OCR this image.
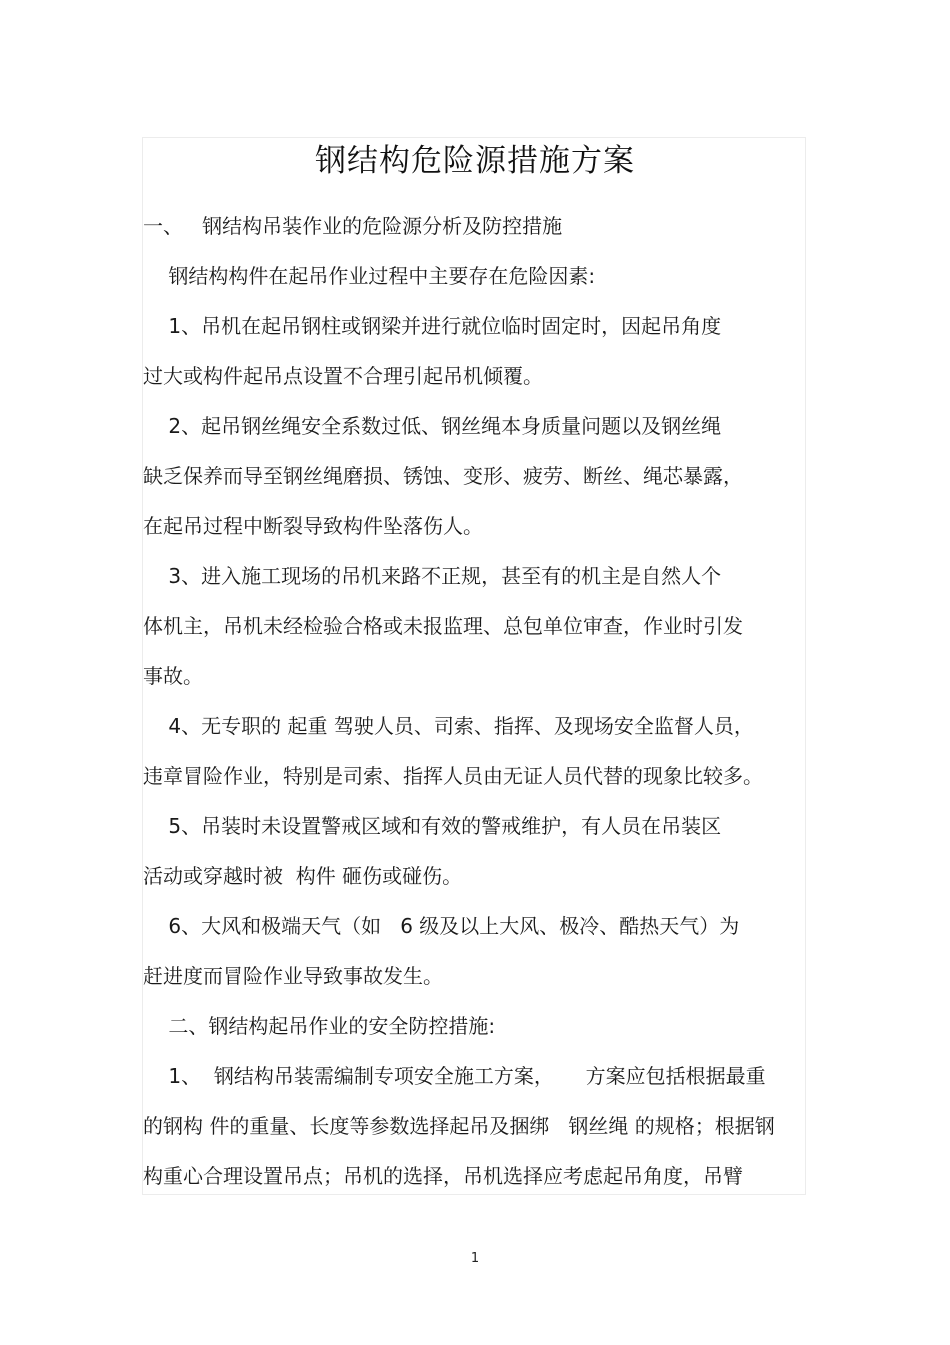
钢结构危险源措施方案
一、   钢结构吊装作业的危险源分析及防控措施
钢结构构件在起吊作业过程中主要存在危险因素:
1、吊机在起吊钢柱或钢梁并进行就位临时固定时，因起吊角度
过大或构件起吊点设置不合理引起吊机倾覆。
2、起吊钢丝绳安全系数过低、钢丝绳本身质量问题以及钢丝绳
缺乏保养而导至钢丝绳磨损、锈蚀、变形、疲劳、断丝、绳芯暴露，
在起吊过程中断裂导致构件坠落伤人。
3、进入施工现场的吊机来路不正规，甚至有的机主是自然人个
体机主，吊机未经检验合格或未报监理、总包单位审查，作业时引发
事故。
4、无专职的 起重 驾驶人员、司索、指挥、及现场安全监督人员，
违章冒险作业，特别是司索、指挥人员由无证人员代替的现象比较多。
5、吊装时未设置警戒区域和有效的警戒维护，有人员在吊装区
活动或穿越时被  构件 砸伤或碰伤。
6、大风和极端天气（如   6 级及以上大风、极冷、酷热天气）为
赶进度而冒险作业导致事故发生。
二、钢结构起吊作业的安全防控措施:
1、  钢结构吊装需编制专项安全施工方案，     方案应包括根据最重
的钢构 件的重量、长度等参数选择起吊及捆绑   钢丝绳 的规格；根据钢
构重心合理设置吊点；吊机的选择，吊机选择应考虑起吊角度，吊臂
1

◇ ◇ ◇

• _Exercise description_
Omit the pictures, then quote the rest of the material above exactly.

• _Complete answer_
OCR this image.
钢结构危险源措施方案
一、   钢结构吊装作业的危险源分析及防控措施
钢结构构件在起吊作业过程中主要存在危险因素:
1、吊机在起吊钢柱或钢梁并进行就位临时固定时，因起吊角度
过大或构件起吊点设置不合理引起吊机倾覆。
2、起吊钢丝绳安全系数过低、钢丝绳本身质量问题以及钢丝绳
缺乏保养而导至钢丝绳磨损、锈蚀、变形、疲劳、断丝、绳芯暴露，
在起吊过程中断裂导致构件坠落伤人。
3、进入施工现场的吊机来路不正规，甚至有的机主是自然人个
体机主，吊机未经检验合格或未报监理、总包单位审查，作业时引发
事故。
4、无专职的 起重 驾驶人员、司索、指挥、及现场安全监督人员，
违章冒险作业，特别是司索、指挥人员由无证人员代替的现象比较多。
5、吊装时未设置警戒区域和有效的警戒维护，有人员在吊装区
活动或穿越时被  构件 砸伤或碰伤。
6、大风和极端天气（如   6 级及以上大风、极冷、酷热天气）为
赶进度而冒险作业导致事故发生。
二、钢结构起吊作业的安全防控措施:
1、  钢结构吊装需编制专项安全施工方案，     方案应包括根据最重
的钢构 件的重量、长度等参数选择起吊及捆绑   钢丝绳 的规格；根据钢
构重心合理设置吊点；吊机的选择，吊机选择应考虑起吊角度，吊臂
1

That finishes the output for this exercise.